--- BEGIN ---
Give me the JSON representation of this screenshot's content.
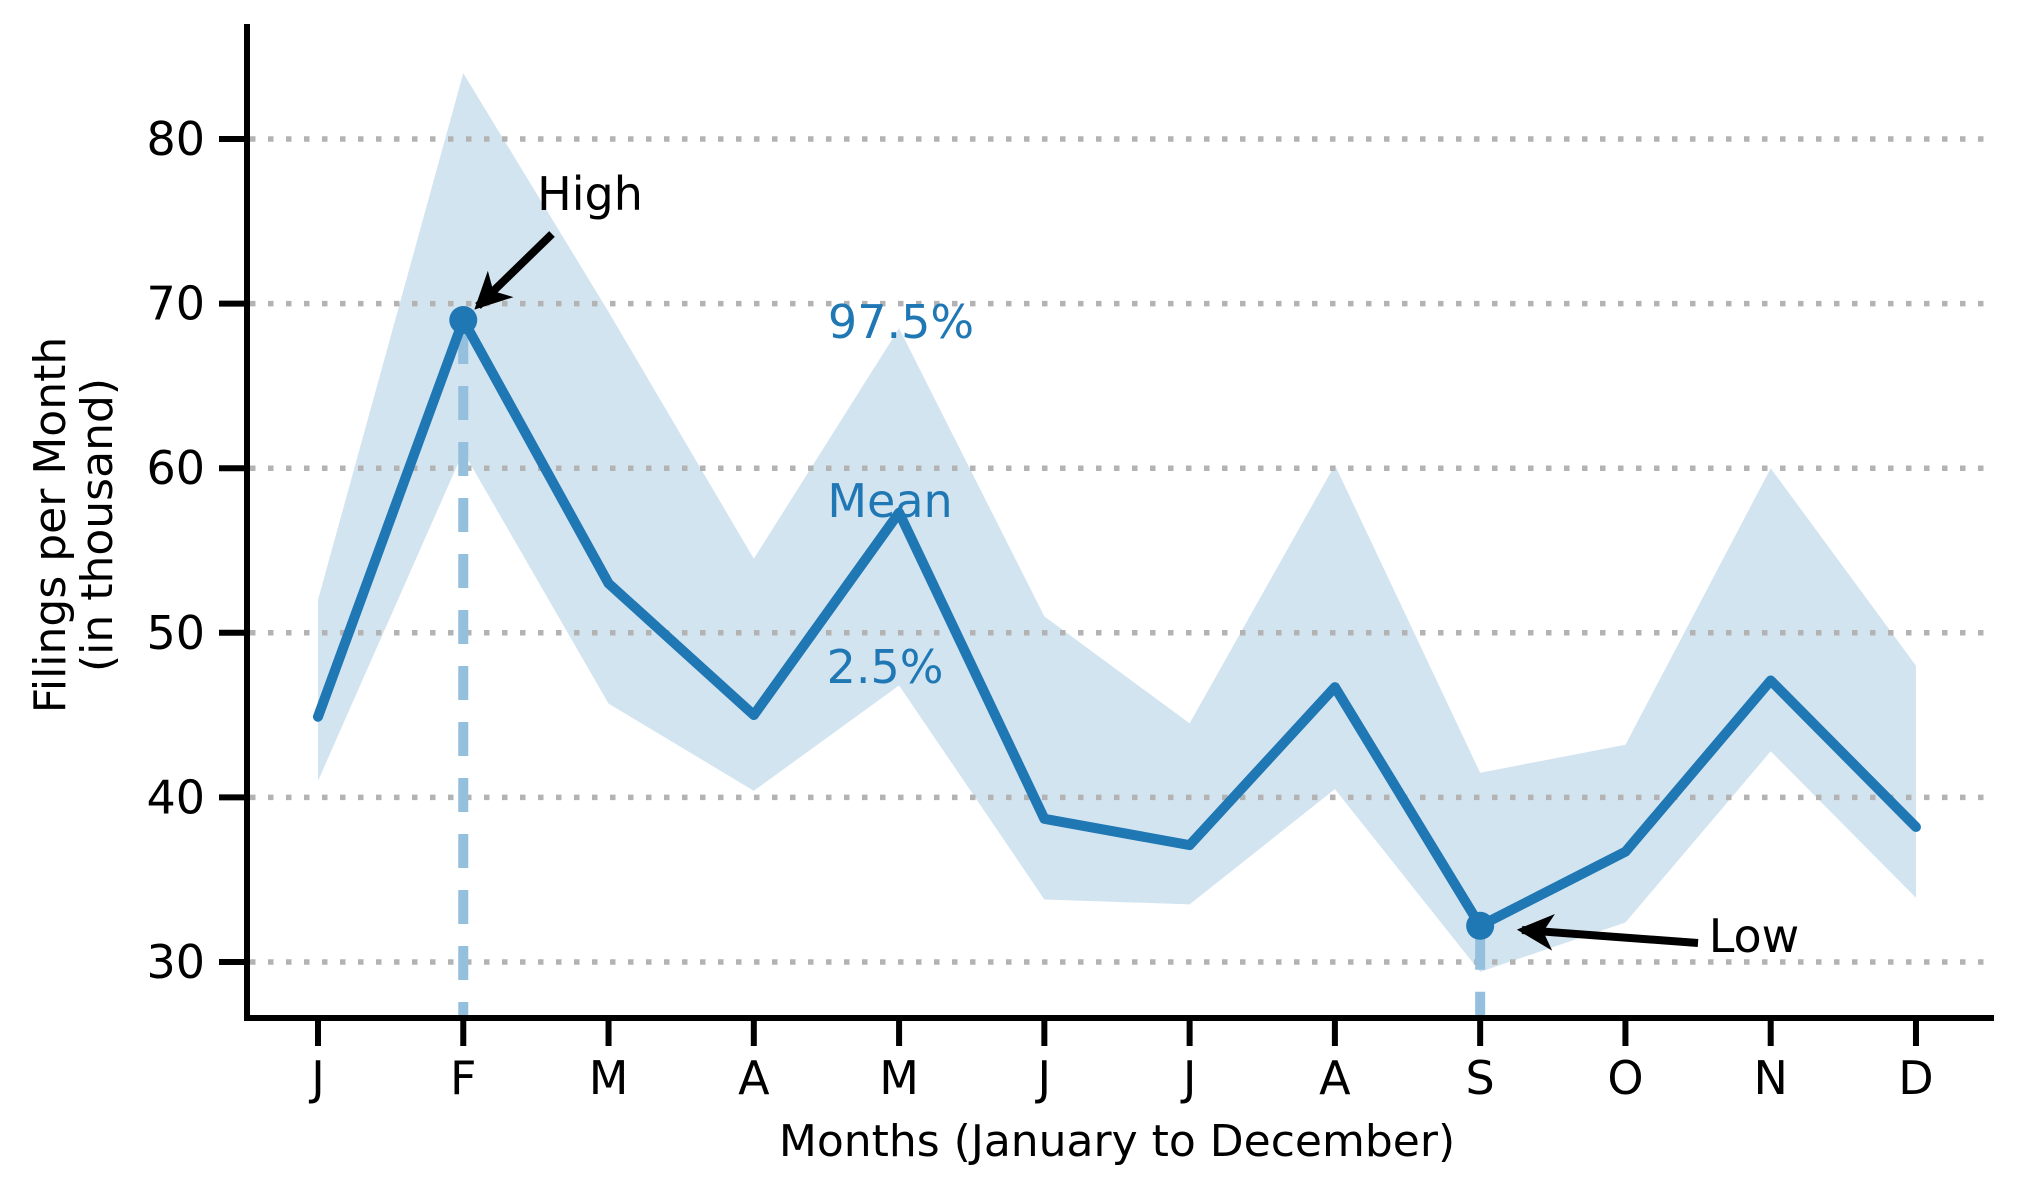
{
  "chart_data": {
    "type": "line",
    "title": "",
    "xlabel": "Months (January to December)",
    "ylabel_lines": [
      "Filings per Month",
      "(in thousand)"
    ],
    "x_tick_labels": [
      "J",
      "F",
      "M",
      "A",
      "M",
      "J",
      "J",
      "A",
      "S",
      "O",
      "N",
      "D"
    ],
    "y_ticks": [
      30,
      40,
      50,
      60,
      70,
      80
    ],
    "ylim": [
      26.5,
      87
    ],
    "grid": "horizontal-dotted",
    "legend_position": "none",
    "series": [
      {
        "name": "Mean",
        "role": "mean",
        "values": [
          44.9,
          69,
          53,
          45,
          57.3,
          38.7,
          37.1,
          46.7,
          32.2,
          36.7,
          47.1,
          38.2
        ]
      },
      {
        "name": "97.5%",
        "role": "upper",
        "values": [
          52,
          84,
          69.5,
          54.5,
          68.5,
          51,
          44.5,
          60.2,
          41.5,
          43.2,
          60,
          48
        ]
      },
      {
        "name": "2.5%",
        "role": "lower",
        "values": [
          41,
          61,
          45.7,
          40.4,
          46.8,
          33.8,
          33.5,
          40.5,
          29.4,
          32.4,
          42.8,
          33.9
        ]
      }
    ],
    "band_labels": {
      "upper": "97.5%",
      "mean": "Mean",
      "lower": "2.5%"
    },
    "highlights": [
      {
        "label": "High",
        "month": "F",
        "month_index": 1,
        "value": 69
      },
      {
        "label": "Low",
        "month": "S",
        "month_index": 8,
        "value": 32.2
      }
    ],
    "colors": {
      "line": "#1f77b4",
      "band_fill": "#d3e4f1",
      "dashed_vline": "#94bfdd",
      "grid": "#b3b3b3",
      "axis": "#000000",
      "annotation_blue": "#1f77b4",
      "annotation_black": "#000000",
      "background": "#ffffff"
    }
  }
}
--- END ---
▶ **Exercise**: Count how many lines of the data include the word "grid". Your reply should be that number alone.

▶ **The output**: 2